> **What is being asked**: Locate every line in the material below that has the word "grew". Copy each of those lines.

[Collected data]
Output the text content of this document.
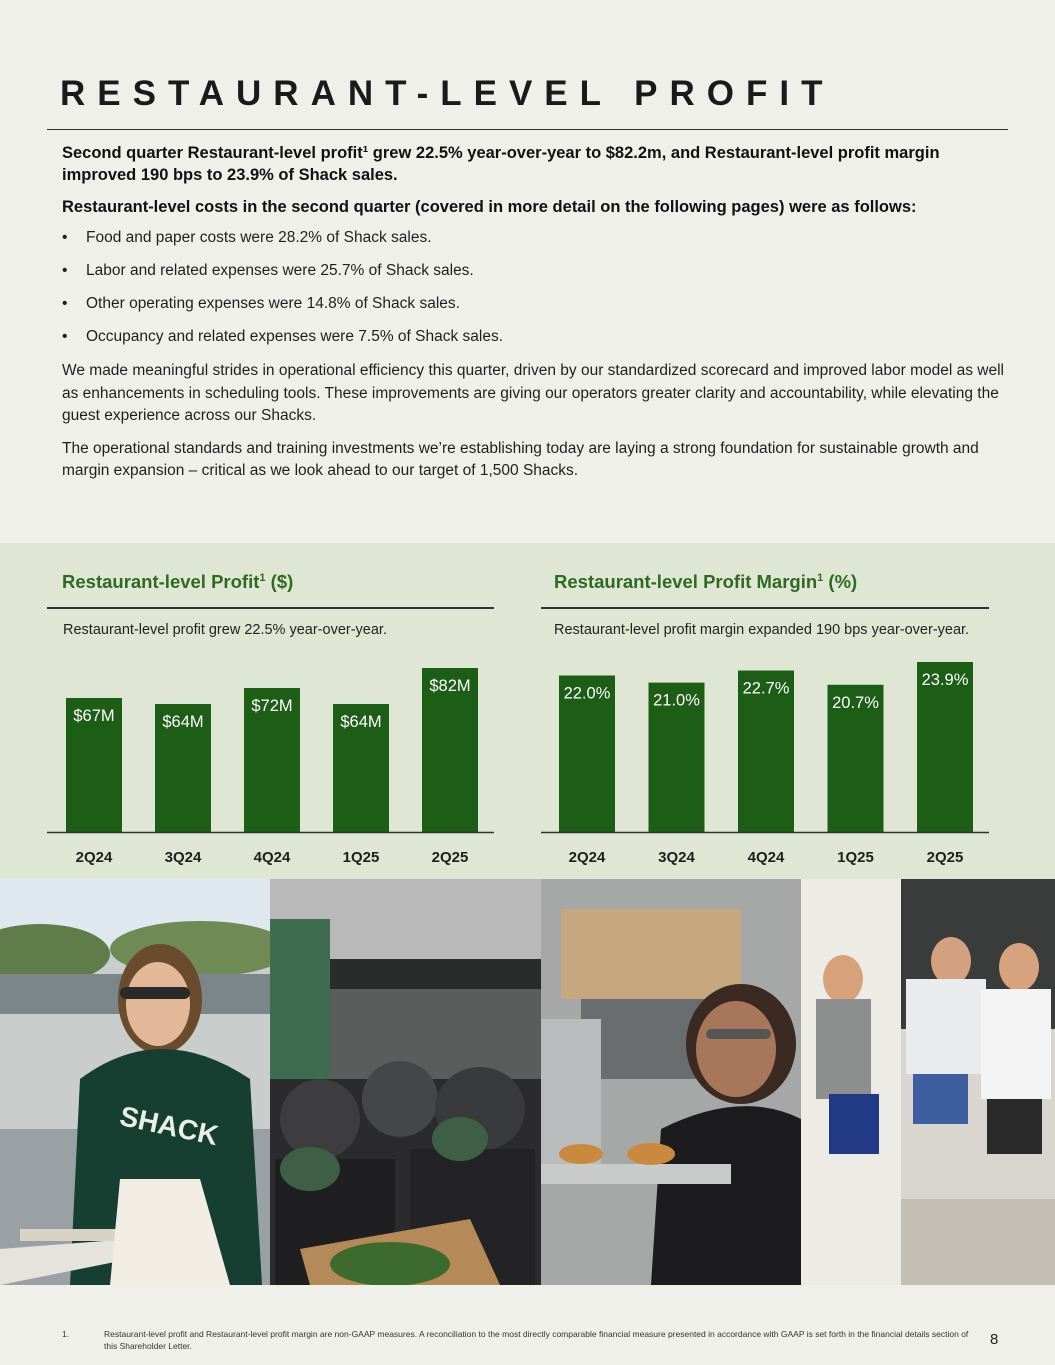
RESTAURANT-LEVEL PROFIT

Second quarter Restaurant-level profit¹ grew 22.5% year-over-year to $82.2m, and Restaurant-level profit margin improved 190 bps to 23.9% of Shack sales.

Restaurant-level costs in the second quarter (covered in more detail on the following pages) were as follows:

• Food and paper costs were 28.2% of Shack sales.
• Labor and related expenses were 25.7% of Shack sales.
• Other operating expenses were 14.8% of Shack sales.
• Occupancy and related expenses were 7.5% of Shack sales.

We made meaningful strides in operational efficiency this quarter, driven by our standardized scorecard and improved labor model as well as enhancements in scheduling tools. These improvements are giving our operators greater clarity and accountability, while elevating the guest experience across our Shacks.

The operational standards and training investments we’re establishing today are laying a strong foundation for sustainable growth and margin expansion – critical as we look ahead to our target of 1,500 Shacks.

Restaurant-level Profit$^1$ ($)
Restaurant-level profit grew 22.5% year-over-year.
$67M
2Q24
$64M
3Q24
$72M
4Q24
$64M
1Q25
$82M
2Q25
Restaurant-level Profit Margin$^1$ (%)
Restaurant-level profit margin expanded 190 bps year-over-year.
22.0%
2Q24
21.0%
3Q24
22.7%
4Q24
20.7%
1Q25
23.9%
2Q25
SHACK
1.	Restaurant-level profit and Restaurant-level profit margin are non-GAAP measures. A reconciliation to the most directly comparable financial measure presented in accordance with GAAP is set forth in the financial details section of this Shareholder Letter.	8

> **Complete output**:
Second quarter Restaurant-level profit¹ grew 22.5% year-over-year to $82.2m, and Restaurant-level profit margin improved 190 bps to 23.9% of Shack sales.
Restaurant-level profit grew 22.5% year-over-year.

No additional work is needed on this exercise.